┌────────

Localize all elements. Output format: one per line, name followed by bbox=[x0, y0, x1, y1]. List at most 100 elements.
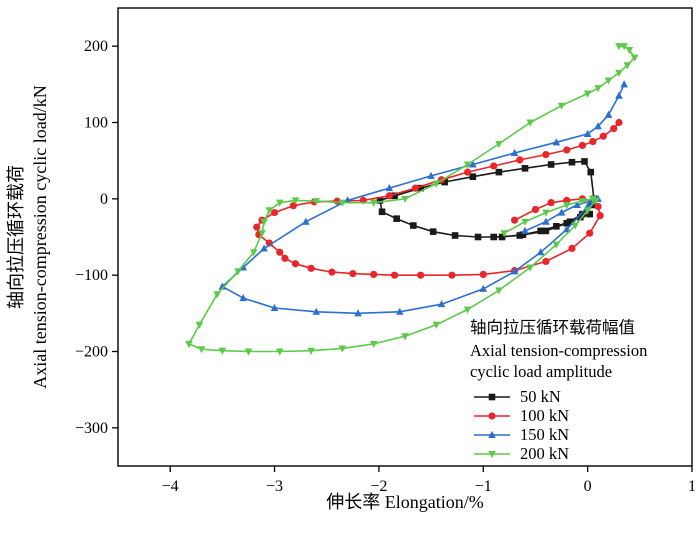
data-point bbox=[547, 199, 555, 207]
legend-label: 50 kN bbox=[520, 387, 561, 406]
data-point bbox=[244, 348, 253, 356]
data-point bbox=[542, 257, 550, 266]
data-point bbox=[417, 271, 425, 279]
data-point bbox=[586, 210, 594, 218]
data-point bbox=[276, 248, 284, 256]
data-point bbox=[393, 215, 400, 222]
plot-frame bbox=[117, 7, 693, 467]
data-point bbox=[490, 233, 498, 241]
data-point bbox=[516, 156, 524, 164]
data-point bbox=[369, 340, 378, 348]
data-point bbox=[479, 284, 488, 292]
data-point bbox=[417, 184, 424, 192]
y-tick-label: 200 bbox=[84, 38, 108, 55]
data-point bbox=[253, 223, 261, 231]
series-100-kn bbox=[253, 118, 623, 279]
data-point bbox=[291, 197, 300, 205]
y-tick-label: −100 bbox=[75, 267, 108, 284]
data-point bbox=[552, 241, 561, 249]
data-point bbox=[594, 202, 602, 211]
data-point bbox=[451, 232, 459, 239]
plot-series bbox=[185, 43, 639, 356]
y-axis-title-en: Axial tension-compression cyclic load/kN bbox=[30, 85, 50, 388]
x-tick-label: 0 bbox=[584, 478, 592, 495]
data-point bbox=[401, 195, 409, 203]
data-point bbox=[521, 226, 529, 234]
data-point bbox=[429, 228, 437, 235]
data-point bbox=[583, 90, 592, 98]
data-point bbox=[343, 196, 352, 204]
data-point bbox=[594, 122, 602, 130]
data-point bbox=[385, 184, 394, 192]
data-point bbox=[596, 212, 604, 220]
data-point bbox=[265, 207, 274, 215]
data-point bbox=[573, 200, 581, 208]
data-point bbox=[510, 267, 519, 275]
legend-title-cn: 轴向拉压循环载荷幅值 bbox=[470, 318, 635, 337]
series-200-kn bbox=[185, 43, 639, 356]
data-point bbox=[568, 244, 576, 253]
data-point bbox=[401, 333, 409, 341]
data-point bbox=[376, 197, 384, 204]
data-point bbox=[312, 198, 321, 206]
data-point bbox=[562, 225, 571, 233]
data-point bbox=[571, 222, 579, 230]
data-point bbox=[578, 141, 587, 149]
data-point bbox=[579, 210, 586, 218]
data-point bbox=[258, 230, 266, 238]
data-point bbox=[587, 168, 595, 176]
data-point bbox=[599, 132, 607, 140]
x-tick-label: 1 bbox=[688, 478, 696, 495]
data-point bbox=[589, 137, 597, 146]
data-point bbox=[469, 173, 477, 180]
legend-label: 150 kN bbox=[520, 425, 569, 444]
data-point bbox=[479, 270, 487, 279]
data-point bbox=[185, 340, 193, 348]
data-point bbox=[516, 232, 524, 239]
data-point bbox=[260, 244, 268, 252]
data-point bbox=[583, 207, 592, 215]
data-point bbox=[510, 148, 519, 157]
data-point bbox=[410, 222, 417, 229]
axis-ticks: −4 −3 −2 −1 0 1 200 100 0 −100 −200 −300 bbox=[75, 38, 696, 495]
data-point bbox=[464, 168, 472, 176]
legend-marker bbox=[488, 451, 496, 459]
data-point bbox=[495, 140, 503, 148]
legend-title-en-line1: Axial tension-compression bbox=[470, 341, 647, 360]
data-point bbox=[537, 227, 544, 235]
data-point bbox=[437, 300, 446, 308]
x-tick-label: −2 bbox=[370, 478, 387, 495]
data-point bbox=[234, 268, 242, 276]
legend-marker bbox=[488, 412, 496, 420]
data-point bbox=[441, 178, 448, 186]
data-point bbox=[378, 208, 386, 216]
legend-entry: 200 kN bbox=[474, 444, 569, 463]
data-point bbox=[578, 198, 587, 206]
legend-label: 100 kN bbox=[520, 406, 569, 425]
data-point bbox=[615, 69, 623, 77]
data-point bbox=[563, 219, 571, 227]
data-point bbox=[490, 162, 498, 170]
data-point bbox=[623, 62, 632, 70]
data-point bbox=[521, 218, 529, 226]
data-point bbox=[370, 270, 378, 279]
y-tick-label: 0 bbox=[100, 191, 108, 208]
data-point bbox=[557, 102, 566, 110]
data-point bbox=[260, 218, 268, 226]
data-point bbox=[583, 129, 592, 137]
data-point bbox=[463, 161, 472, 169]
data-point bbox=[411, 184, 420, 192]
data-point bbox=[542, 150, 550, 159]
data-point bbox=[495, 287, 503, 295]
legend-entry: 100 kN bbox=[474, 406, 569, 425]
data-point bbox=[307, 347, 315, 355]
data-point bbox=[552, 138, 561, 146]
data-point bbox=[594, 85, 602, 93]
data-point bbox=[427, 171, 435, 179]
data-point bbox=[395, 307, 404, 315]
data-point bbox=[510, 216, 519, 224]
data-point bbox=[338, 345, 347, 353]
x-tick-label: −4 bbox=[162, 478, 179, 495]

└────────

Can you copy every one of the lines above word for word, leaving out the pictures?

Localize all elements. Output format: one per line, name followed by bbox=[x0, y0, x1, y1]. List at most 100 elements.
data-point bbox=[547, 199, 555, 207]
legend-label: 50 kN bbox=[520, 387, 561, 406]
data-point bbox=[244, 348, 253, 356]
data-point bbox=[542, 257, 550, 266]
data-point bbox=[417, 271, 425, 279]
data-point bbox=[586, 210, 594, 218]
data-point bbox=[276, 248, 284, 256]
data-point bbox=[393, 215, 400, 222]
plot-frame bbox=[117, 7, 693, 467]
data-point bbox=[490, 233, 498, 241]
data-point bbox=[516, 156, 524, 164]
data-point bbox=[369, 340, 378, 348]
data-point bbox=[479, 284, 488, 292]
data-point bbox=[417, 184, 424, 192]
y-tick-label: 200 bbox=[84, 38, 108, 55]
data-point bbox=[253, 223, 261, 231]
series-100-kn bbox=[253, 118, 623, 279]
data-point bbox=[291, 197, 300, 205]
y-tick-label: −100 bbox=[75, 267, 108, 284]
data-point bbox=[552, 241, 561, 249]
data-point bbox=[594, 202, 602, 211]
data-point bbox=[451, 232, 459, 239]
plot-series bbox=[185, 43, 639, 356]
y-axis-title-en: Axial tension-compression cyclic load/kN bbox=[30, 85, 50, 388]
x-tick-label: 0 bbox=[584, 478, 592, 495]
data-point bbox=[401, 195, 409, 203]
data-point bbox=[521, 226, 529, 234]
data-point bbox=[429, 228, 437, 235]
data-point bbox=[583, 90, 592, 98]
data-point bbox=[343, 196, 352, 204]
data-point bbox=[594, 122, 602, 130]
data-point bbox=[385, 184, 394, 192]
data-point bbox=[596, 212, 604, 220]
data-point bbox=[265, 207, 274, 215]
data-point bbox=[573, 200, 581, 208]
data-point bbox=[510, 267, 519, 275]
legend-title-cn: 轴向拉压循环载荷幅值 bbox=[470, 318, 635, 337]
series-200-kn bbox=[185, 43, 639, 356]
data-point bbox=[568, 244, 576, 253]
data-point bbox=[401, 333, 409, 341]
data-point bbox=[376, 197, 384, 204]
data-point bbox=[312, 198, 321, 206]
data-point bbox=[562, 225, 571, 233]
data-point bbox=[571, 222, 579, 230]
data-point bbox=[578, 141, 587, 149]
data-point bbox=[579, 210, 586, 218]
data-point bbox=[258, 230, 266, 238]
data-point bbox=[587, 168, 595, 176]
data-point bbox=[599, 132, 607, 140]
x-tick-label: 1 bbox=[688, 478, 696, 495]
data-point bbox=[589, 137, 597, 146]
data-point bbox=[469, 173, 477, 180]
legend-label: 150 kN bbox=[520, 425, 569, 444]
data-point bbox=[479, 270, 487, 279]
data-point bbox=[185, 340, 193, 348]
data-point bbox=[516, 232, 524, 239]
data-point bbox=[260, 244, 268, 252]
data-point bbox=[583, 207, 592, 215]
data-point bbox=[510, 148, 519, 157]
data-point bbox=[410, 222, 417, 229]
axis-ticks: −4 −3 −2 −1 0 1 200 100 0 −100 −200 −300 bbox=[75, 38, 696, 495]
data-point bbox=[464, 168, 472, 176]
legend-marker bbox=[488, 451, 496, 459]
data-point bbox=[495, 140, 503, 148]
legend-title-en-line1: Axial tension-compression bbox=[470, 341, 647, 360]
data-point bbox=[537, 227, 544, 235]
data-point bbox=[437, 300, 446, 308]
x-tick-label: −2 bbox=[370, 478, 387, 495]
data-point bbox=[234, 268, 242, 276]
legend-marker bbox=[488, 412, 496, 420]
data-point bbox=[441, 178, 448, 186]
data-point bbox=[378, 208, 386, 216]
legend-entry: 200 kN bbox=[474, 444, 569, 463]
data-point bbox=[578, 198, 587, 206]
legend-label: 100 kN bbox=[520, 406, 569, 425]
data-point bbox=[615, 69, 623, 77]
data-point bbox=[563, 219, 571, 227]
data-point bbox=[490, 162, 498, 170]
data-point bbox=[623, 62, 632, 70]
data-point bbox=[521, 218, 529, 226]
data-point bbox=[370, 270, 378, 279]
y-tick-label: 0 bbox=[100, 191, 108, 208]
data-point bbox=[557, 102, 566, 110]
data-point bbox=[260, 218, 268, 226]
data-point bbox=[583, 129, 592, 137]
data-point bbox=[463, 161, 472, 169]
data-point bbox=[411, 184, 420, 192]
data-point bbox=[542, 150, 550, 159]
data-point bbox=[495, 287, 503, 295]
legend-entry: 100 kN bbox=[474, 406, 569, 425]
data-point bbox=[307, 347, 315, 355]
data-point bbox=[552, 138, 561, 146]
data-point bbox=[594, 85, 602, 93]
data-point bbox=[427, 171, 435, 179]
data-point bbox=[395, 307, 404, 315]
data-point bbox=[510, 216, 519, 224]
data-point bbox=[338, 345, 347, 353]
x-tick-label: −4 bbox=[162, 478, 179, 495]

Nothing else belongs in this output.